Entries supplied
################
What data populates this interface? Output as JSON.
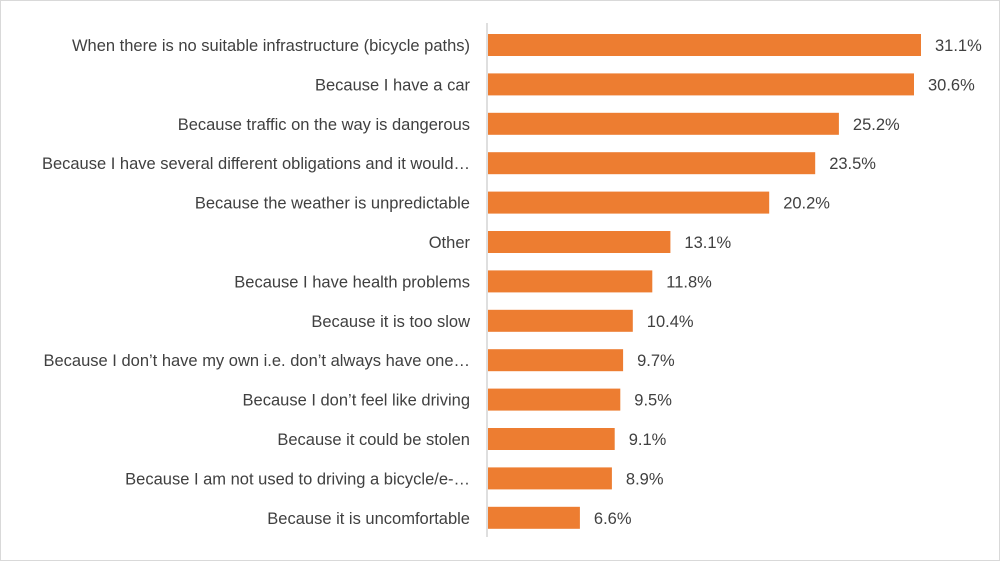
{
  "chart_data": {
    "type": "bar",
    "orientation": "horizontal",
    "categories": [
      "When there is no suitable infrastructure (bicycle paths)",
      "Because I have a car",
      "Because traffic on the way is dangerous",
      "Because I have several different obligations and it would…",
      "Because the weather is unpredictable",
      "Other",
      "Because I have health problems",
      "Because it is too slow",
      "Because I don’t have my own i.e. don’t always have one…",
      "Because I don’t feel like driving",
      "Because it could be stolen",
      "Because I am not used to driving a bicycle/e-…",
      "Because it is uncomfortable"
    ],
    "values": [
      31.1,
      30.6,
      25.2,
      23.5,
      20.2,
      13.1,
      11.8,
      10.4,
      9.7,
      9.5,
      9.1,
      8.9,
      6.6
    ],
    "value_labels": [
      "31.1%",
      "30.6%",
      "25.2%",
      "23.5%",
      "20.2%",
      "13.1%",
      "11.8%",
      "10.4%",
      "9.7%",
      "9.5%",
      "9.1%",
      "8.9%",
      "6.6%"
    ],
    "unit": "%",
    "xlim": [
      0,
      32
    ],
    "grid": false,
    "legend": "none",
    "bar_color": "#ED7D31",
    "axis_color": "#BFBFBF",
    "label_color": "#404040"
  }
}
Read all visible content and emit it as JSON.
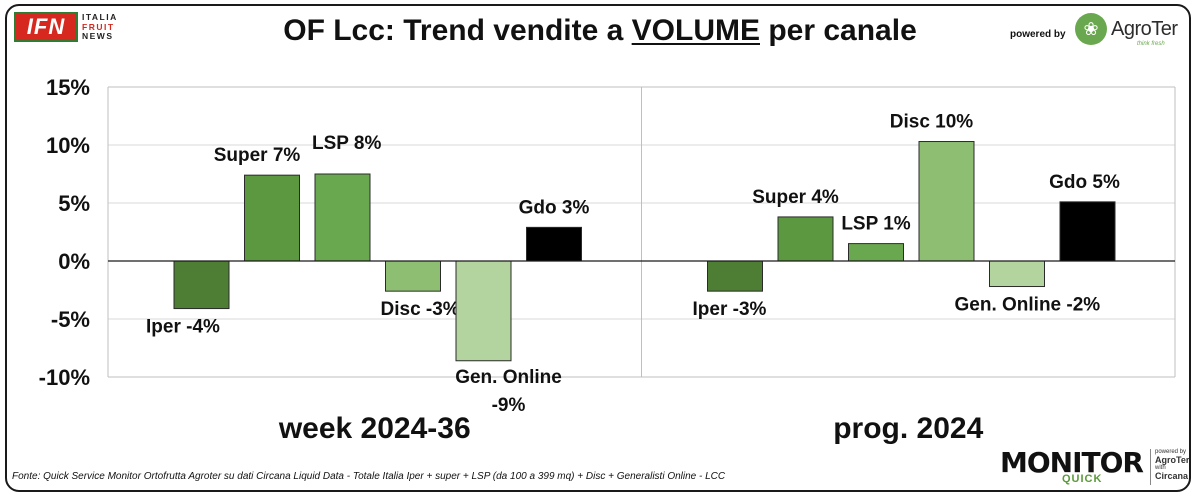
{
  "header": {
    "title_before": "OF Lcc: Trend vendite a ",
    "title_underlined": "VOLUME",
    "title_after": " per canale",
    "powered_by": "powered by",
    "left_logo": {
      "mark": "IFN",
      "line1": "ITALIA",
      "line2": "FRUIT",
      "line3": "NEWS"
    },
    "right_logo": {
      "name": "AgroTer",
      "tagline": "think fresh"
    }
  },
  "chart_data": {
    "type": "bar",
    "y_ticks": [
      "15%",
      "10%",
      "5%",
      "0%",
      "-5%",
      "-10%"
    ],
    "ylim": [
      -10,
      15
    ],
    "panels": [
      {
        "label": "week 2024-36",
        "bars": [
          {
            "category": "Iper",
            "value": -4.1,
            "label": "Iper -4%",
            "color": "#4e7d34"
          },
          {
            "category": "Super",
            "value": 7.4,
            "label": "Super 7%",
            "color": "#5b9840"
          },
          {
            "category": "LSP",
            "value": 7.5,
            "label": "LSP 8%",
            "color": "#6aa84f"
          },
          {
            "category": "Disc",
            "value": -2.6,
            "label": "Disc -3%",
            "color": "#8dbe72"
          },
          {
            "category": "Gen. Online",
            "value": -8.6,
            "label_lines": [
              "Gen. Online",
              "-9%"
            ],
            "color": "#b3d49f"
          },
          {
            "category": "Gdo",
            "value": 2.9,
            "label": "Gdo 3%",
            "color": "#000000"
          }
        ]
      },
      {
        "label": "prog. 2024",
        "bars": [
          {
            "category": "Iper",
            "value": -2.6,
            "label": "Iper -3%",
            "color": "#4e7d34"
          },
          {
            "category": "Super",
            "value": 3.8,
            "label": "Super 4%",
            "color": "#5b9840"
          },
          {
            "category": "LSP",
            "value": 1.5,
            "label": "LSP 1%",
            "color": "#6aa84f"
          },
          {
            "category": "Disc",
            "value": 10.3,
            "label": "Disc 10%",
            "color": "#8dbe72"
          },
          {
            "category": "Gen. Online",
            "value": -2.2,
            "label": "Gen. Online -2%",
            "color": "#b3d49f"
          },
          {
            "category": "Gdo",
            "value": 5.1,
            "label": "Gdo 5%",
            "color": "#000000"
          }
        ]
      }
    ]
  },
  "footer": {
    "source": "Fonte: Quick Service Monitor Ortofrutta Agroter su dati Circana Liquid Data - Totale Italia Iper + super + LSP (da 100 a 399 mq) + Disc + Generalisti Online - LCC",
    "logo_main": "MONITOR",
    "logo_sub": "QUICK",
    "logo_small_1": "powered by",
    "logo_small_2": "AgroTer",
    "logo_small_3": "with",
    "logo_small_4": "Circana"
  }
}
################
Exercise objective
Return the lines of the records that include the string "driving".

Result
      "Because I don’t feel like driving",
      "Because I am not used to driving a bicycle/e-…",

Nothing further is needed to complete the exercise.